Arequipa, Áncash y Lambayeque defienden el rol del cobre y cuestionan a sectores que desinforman y bloquean proyectos

HÉCTOR MAYHUIRE – TODO MINERÍA

En el panel “Gobernadores regionales del cobre” de la Expo Cobre 2026, las autoridades de Arequipa, Áncash y Lambayeque no solo defendieron el rol de la minería como motor económico, sino que marcaron una posición firme frente a quienes se oponen a esta actividad. Coincidieron en que el rechazo sin sustento técnico frena el desarrollo, genera desinformación y termina afectando directamente a la población más vulnerable.

MINERÍA MOTOR DE DESARROLLO

El gobernador de Arequipa, Rohel Sánchez, fue claro al señalar que la minería es parte esencial de la estructura productiva del país y no puede ser detenida por posturas ideológicas. “No podemos frenar ninguna actividad económica en el territorio, menos aún la minería, que es clave para el desarrollo”, sostuvo.

Sánchez destacó que Arequipa cuenta con proyectos estratégicos como Cerro Verde, Tía María y Zafranal (en pausa), además de una cartera que supera los 7 mil millones de dólares. Sin embargo, advirtió que el principal problema no es la falta de inversión, sino la lentitud del Estado y la desconexión entre el gobierno central y las regiones.

En esa línea, cuestionó que existan sectores que desacreditan la minería sin reconocer su impacto en infraestructura, empleo y cierre de brechas. “El país no puede seguir atrapado en discursos que niegan la realidad productiva del territorio”, remarcó.

OPOSICIÓN GENERA DESCONFIANZA

Desde Áncash, el gobernador Koki Noriega fue aún más directo al advertir que la oposición a la minería, sumada a la burocracia estatal, termina alejando a la población de los beneficios reales del sector.

Explicó que, pese a ser una de las regiones con mayor producción minera, muchos ciudadanos no perciben mejoras en su calidad de vida debido a la paralización de proyectos y la ineficiencia en la ejecución del gasto. “La gente se pregunta para qué sirve la minería si no ve resultados. Y eso es consecuencia de trabas y discursos que distorsionan la realidad”, afirmó.

Noriega también criticó el centralismo que impide ejecutar obras con rapidez, poniendo como ejemplo proyectos detenidos por permisos en Lima. “Mientras algunos se oponen a la minería, tampoco permiten que los recursos que genera se conviertan en obras. Ese es el verdadero problema”, enfatizó.

Datos para el reconocimiento de la estructura de documentos:
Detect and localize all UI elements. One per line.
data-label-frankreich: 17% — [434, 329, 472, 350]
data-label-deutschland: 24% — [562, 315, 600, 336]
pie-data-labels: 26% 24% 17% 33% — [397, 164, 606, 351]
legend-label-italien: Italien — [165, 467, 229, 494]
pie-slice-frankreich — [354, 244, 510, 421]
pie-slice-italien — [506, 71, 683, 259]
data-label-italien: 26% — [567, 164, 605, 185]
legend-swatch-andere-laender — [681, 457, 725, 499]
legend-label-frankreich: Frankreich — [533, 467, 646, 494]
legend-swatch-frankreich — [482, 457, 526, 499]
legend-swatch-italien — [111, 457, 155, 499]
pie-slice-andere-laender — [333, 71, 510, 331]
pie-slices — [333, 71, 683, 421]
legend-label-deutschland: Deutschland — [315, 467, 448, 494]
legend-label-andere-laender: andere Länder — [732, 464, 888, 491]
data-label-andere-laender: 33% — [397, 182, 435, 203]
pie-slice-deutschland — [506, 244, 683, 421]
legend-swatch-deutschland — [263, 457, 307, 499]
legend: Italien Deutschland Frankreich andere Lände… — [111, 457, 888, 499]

Qué debe hacer
1. Responda las siguientes preguntas sobre el artículo acerca del panel de gobernadores del cobre:
(a) ¿Qué proyectos estratégicos de Arequipa menciona Rohel Sánchez?
(b) Según Sánchez, ¿cuál es el principal problema, si no es la falta de inversión?
(c) ¿Dónde se encuentran los permisos que, según Koki Noriega, mantienen detenidos algunos proyectos?
2. Redacte la continuación del artículo acerca del panel de gobernadores del cobre a partir de su última oración.

Respuestas
1.
(a) Cerro Verde, Tía María y Zafranal, este último en pausa.
(b) La lentitud del Estado y la desconexión entre el gobierno central y las regiones.
(c) En Lima.

2.
CRÍTICA A DISCURSOS ANTIMINEROS

El gobernador de Lambayeque, Jorge Pérez, lanzó uno de los mensajes más contundentes del panel. Rechazó abiertamente a quienes promueven una agenda contraria a la minería y calificó esas posturas como desconectadas de la realidad.

“El cobre está en todo. Si alguien se opone a la minería, debería dejar de usar celular o vehículo”, afirmó, en clara alusión a la importancia del mineral en la vida cotidiana. Añadió que la minería “no es el problema, es la solución para el desarrollo del país”.

Pérez también cuestionó las promesas políticas que plantean cambios estructurales sin sustento técnico. “Decir que cambiando la Constitución se resolverán los problemas es engañar a la población”, sostuvo, marcando distancia de propuestas populistas.

Además, propuso avanzar hacia la industrialización del cobre con el corredor norte, con proyectos como el parque industrial minero y el impulso del puerto de Eten, lo que permitiría generar mayor valor agregado y empleo.

BUROCRACIA Y OPOSICIÓN

Los tres gobernadores coincidieron en que el país enfrenta una doble barrera: por un lado, la burocracia del Estado central, que retrasa proyectos durante años; y por otro, la oposición ideológica que bloquea iniciativas clave.

Señalaron que la falta de permisos, la sobrecarga normativa y la escasa articulación entre niveles de gobierno impiden que los recursos de la minería se traduzcan en obras concretas. A ello se suma la desinformación promovida por sectores antimineros, que debilita la confianza en la inversión.

En ese contexto, hicieron un llamado a fortalecer la gobernanza territorial, simplificar procesos y promover una visión basada en evidencia. También destacaron la necesidad de educar a la población sobre el verdadero impacto de la minería.

El mensaje final fue contundente: el Perú no puede darse el lujo de rechazar su principal fuente de riqueza. La minería, bien gestionada, es la herramienta más poderosa para cerrar brechas. Pero para lograrlo, se requiere decisión política, eficiencia estatal y, sobre todo, dejar de lado discursos que frenan el desarrollo.